**Task objective**
An exact copy of the records is required, minus the pictures they hold.

**Input rows**

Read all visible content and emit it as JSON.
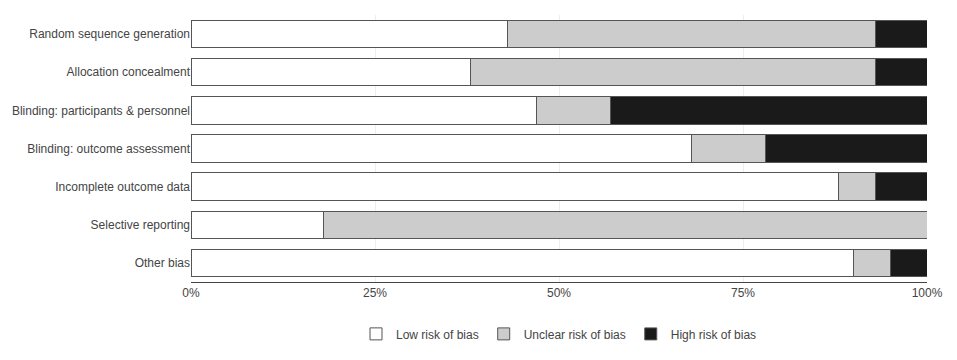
{
  "chart_data": {
    "type": "bar",
    "orientation": "horizontal",
    "stacked": true,
    "categories": [
      "Random sequence generation",
      "Allocation concealment",
      "Blinding: participants & personnel",
      "Blinding: outcome assessment",
      "Incomplete outcome data",
      "Selective reporting",
      "Other bias"
    ],
    "series": [
      {
        "name": "Low risk of bias",
        "color": "#ffffff",
        "values": [
          43,
          38,
          47,
          68,
          88,
          18,
          90
        ]
      },
      {
        "name": "Unclear risk of bias",
        "color": "#cccccc",
        "values": [
          50,
          55,
          10,
          10,
          5,
          82,
          5
        ]
      },
      {
        "name": "High risk of bias",
        "color": "#1a1a1a",
        "values": [
          7,
          7,
          43,
          22,
          7,
          0,
          5
        ]
      }
    ],
    "xlim": [
      0,
      100
    ],
    "xticks": [
      {
        "value": 0,
        "label": "0%"
      },
      {
        "value": 25,
        "label": "25%"
      },
      {
        "value": 50,
        "label": "50%"
      },
      {
        "value": 75,
        "label": "75%"
      },
      {
        "value": 100,
        "label": "100%"
      }
    ],
    "grid": true,
    "legend": "bottom"
  }
}
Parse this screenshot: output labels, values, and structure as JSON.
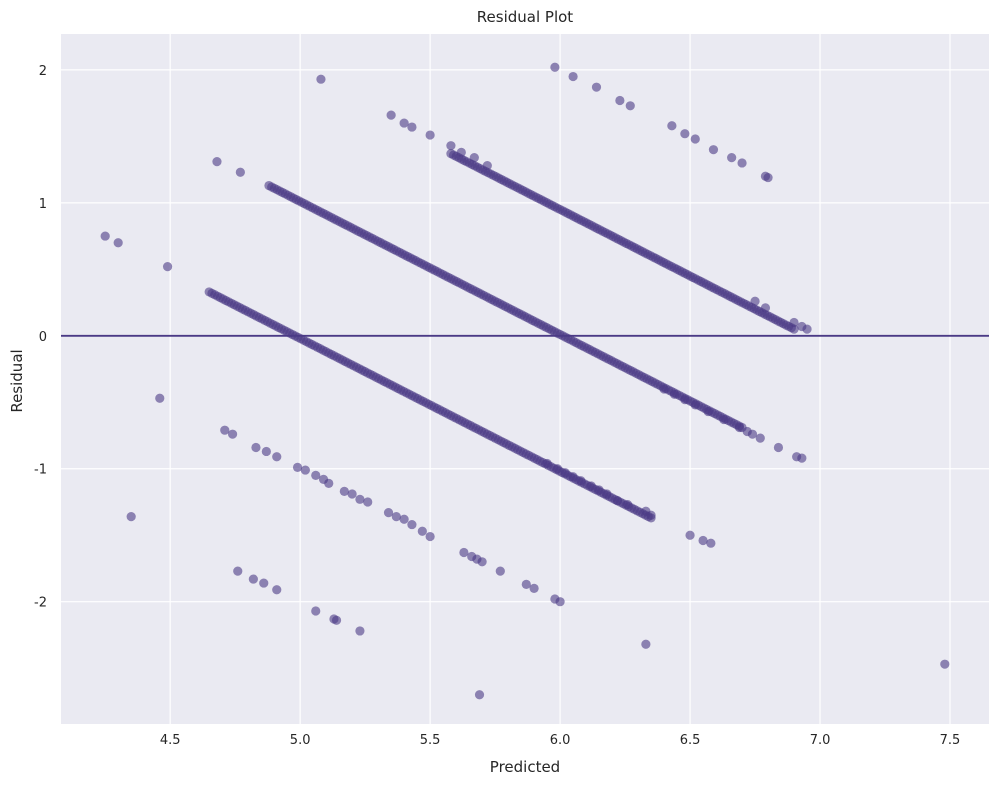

**Solution for this problem**
Read all visible content and emit it as JSON.
{
  "chart_data": {
    "type": "bar",
    "orientation": "horizontal",
    "stacked": true,
    "categories": [
      "Random sequence generation",
      "Allocation concealment",
      "Blinding: participants & personnel",
      "Blinding: outcome assessment",
      "Incomplete outcome data",
      "Selective reporting",
      "Other bias"
    ],
    "series": [
      {
        "name": "Low risk of bias",
        "color": "#ffffff",
        "values": [
          43,
          38,
          47,
          68,
          88,
          18,
          90
        ]
      },
      {
        "name": "Unclear risk of bias",
        "color": "#cccccc",
        "values": [
          50,
          55,
          10,
          10,
          5,
          82,
          5
        ]
      },
      {
        "name": "High risk of bias",
        "color": "#1a1a1a",
        "values": [
          7,
          7,
          43,
          22,
          7,
          0,
          5
        ]
      }
    ],
    "xlim": [
      0,
      100
    ],
    "xticks": [
      {
        "value": 0,
        "label": "0%"
      },
      {
        "value": 25,
        "label": "25%"
      },
      {
        "value": 50,
        "label": "50%"
      },
      {
        "value": 75,
        "label": "75%"
      },
      {
        "value": 100,
        "label": "100%"
      }
    ],
    "grid": true,
    "legend": "bottom"
  }
}
Parse this screenshot: output labels, values, and structure as JSON.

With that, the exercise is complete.